— Task description —
Output word for word the lines from the one with "Transcribe the text in this document." to the final line of the data, both ends included, but skip the pictures.
[BEGIN]
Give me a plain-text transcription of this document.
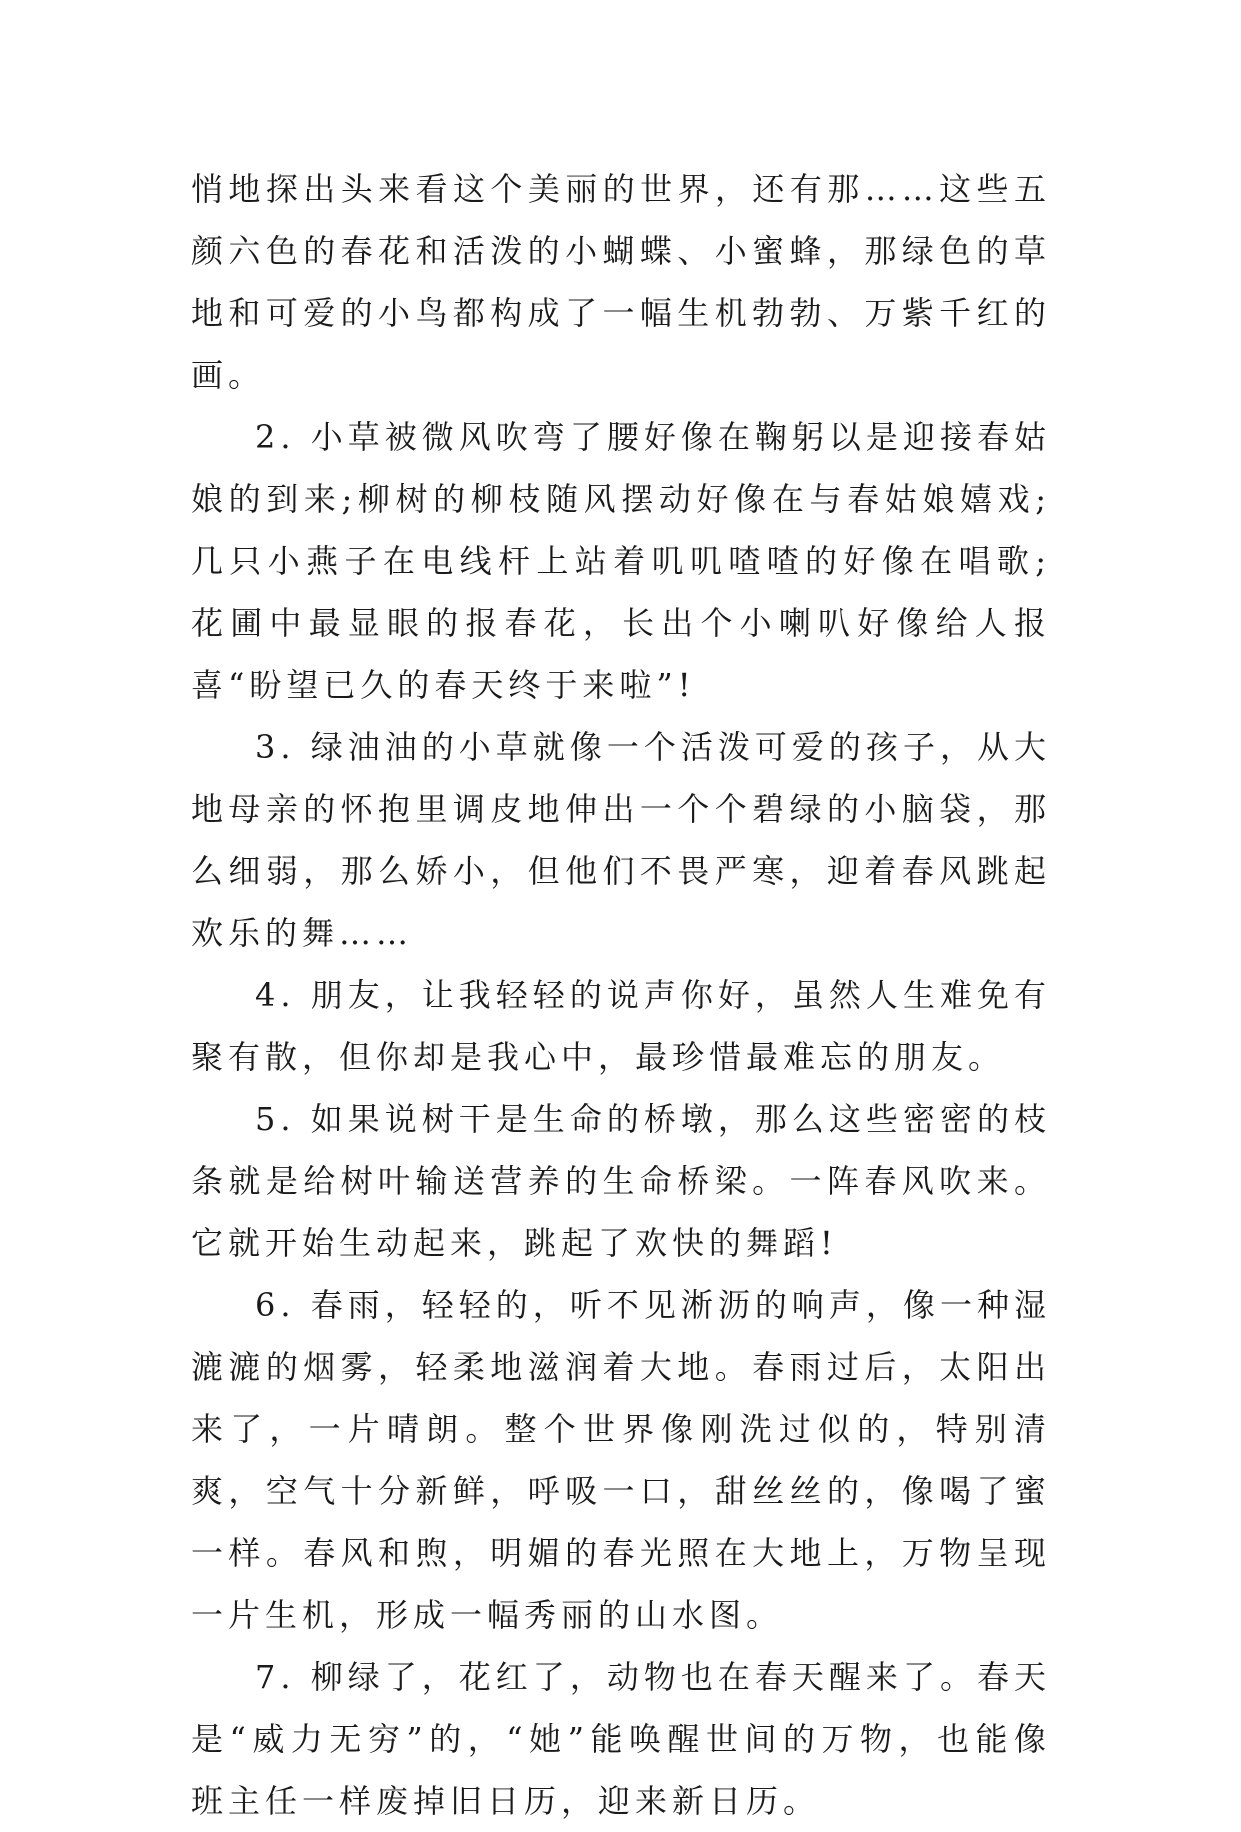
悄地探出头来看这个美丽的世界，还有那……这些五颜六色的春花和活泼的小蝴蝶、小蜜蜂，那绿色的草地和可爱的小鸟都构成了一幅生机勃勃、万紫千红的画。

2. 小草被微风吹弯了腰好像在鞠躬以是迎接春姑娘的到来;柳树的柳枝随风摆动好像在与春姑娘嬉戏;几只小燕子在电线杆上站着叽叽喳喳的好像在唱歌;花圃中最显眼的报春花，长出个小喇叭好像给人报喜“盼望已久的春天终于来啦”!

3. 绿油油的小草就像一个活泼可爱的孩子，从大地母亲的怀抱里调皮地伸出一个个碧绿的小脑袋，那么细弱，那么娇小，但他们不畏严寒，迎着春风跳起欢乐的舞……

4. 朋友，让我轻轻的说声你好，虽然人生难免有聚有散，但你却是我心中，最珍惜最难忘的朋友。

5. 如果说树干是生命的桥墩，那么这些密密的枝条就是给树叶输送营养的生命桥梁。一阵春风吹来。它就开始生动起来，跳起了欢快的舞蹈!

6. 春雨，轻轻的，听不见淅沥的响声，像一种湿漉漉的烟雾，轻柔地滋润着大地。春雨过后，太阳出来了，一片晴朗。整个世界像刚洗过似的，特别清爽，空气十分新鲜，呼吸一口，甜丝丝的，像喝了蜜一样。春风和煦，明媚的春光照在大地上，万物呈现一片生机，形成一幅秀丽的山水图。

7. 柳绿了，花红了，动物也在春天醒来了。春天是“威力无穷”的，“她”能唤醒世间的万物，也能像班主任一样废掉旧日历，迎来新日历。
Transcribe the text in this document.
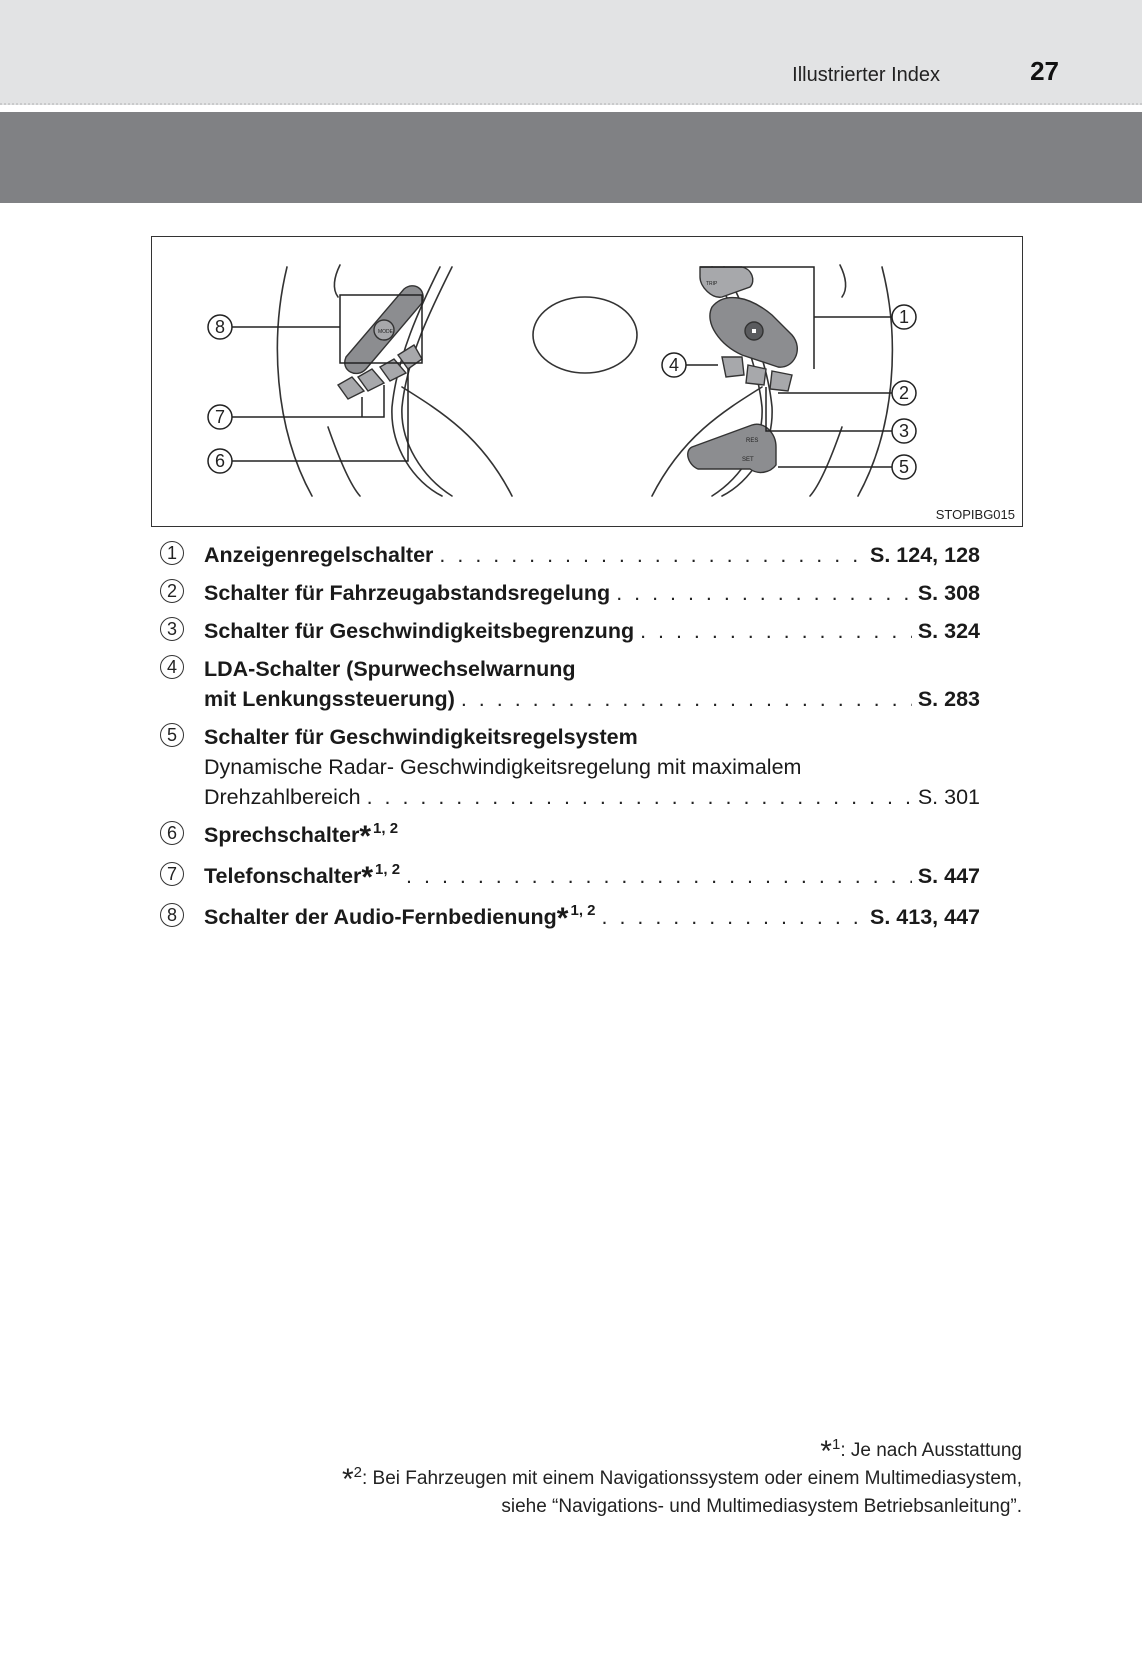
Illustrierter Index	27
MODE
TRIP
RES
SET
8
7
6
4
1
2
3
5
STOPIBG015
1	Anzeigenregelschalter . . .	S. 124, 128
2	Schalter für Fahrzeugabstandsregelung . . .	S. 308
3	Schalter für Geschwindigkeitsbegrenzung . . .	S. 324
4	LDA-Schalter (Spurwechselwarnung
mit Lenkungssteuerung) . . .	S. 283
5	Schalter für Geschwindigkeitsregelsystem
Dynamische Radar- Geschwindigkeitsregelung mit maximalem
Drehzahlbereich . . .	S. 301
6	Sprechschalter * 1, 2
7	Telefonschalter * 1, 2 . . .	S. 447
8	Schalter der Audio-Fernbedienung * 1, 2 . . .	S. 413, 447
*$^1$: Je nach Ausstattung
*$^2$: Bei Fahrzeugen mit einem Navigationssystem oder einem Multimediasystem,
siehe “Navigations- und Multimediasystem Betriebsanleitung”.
[END]
— Solved problem —
Transcribe the text in this document.
Illustrierter Index	27
MODE
TRIP
RES
SET
8
7
6
4
1
2
3
5
STOPIBG015
1	Anzeigenregelschalter . . .	S. 124, 128
2	Schalter für Fahrzeugabstandsregelung . . .	S. 308
3	Schalter für Geschwindigkeitsbegrenzung . . .	S. 324
4	LDA-Schalter (Spurwechselwarnung
mit Lenkungssteuerung) . . .	S. 283
5	Schalter für Geschwindigkeitsregelsystem
Dynamische Radar- Geschwindigkeitsregelung mit maximalem
Drehzahlbereich . . .	S. 301
6	Sprechschalter * 1, 2
7	Telefonschalter * 1, 2 . . .	S. 447
8	Schalter der Audio-Fernbedienung * 1, 2 . . .	S. 413, 447
*$^1$: Je nach Ausstattung
*$^2$: Bei Fahrzeugen mit einem Navigationssystem oder einem Multimediasystem,
siehe “Navigations- und Multimediasystem Betriebsanleitung”.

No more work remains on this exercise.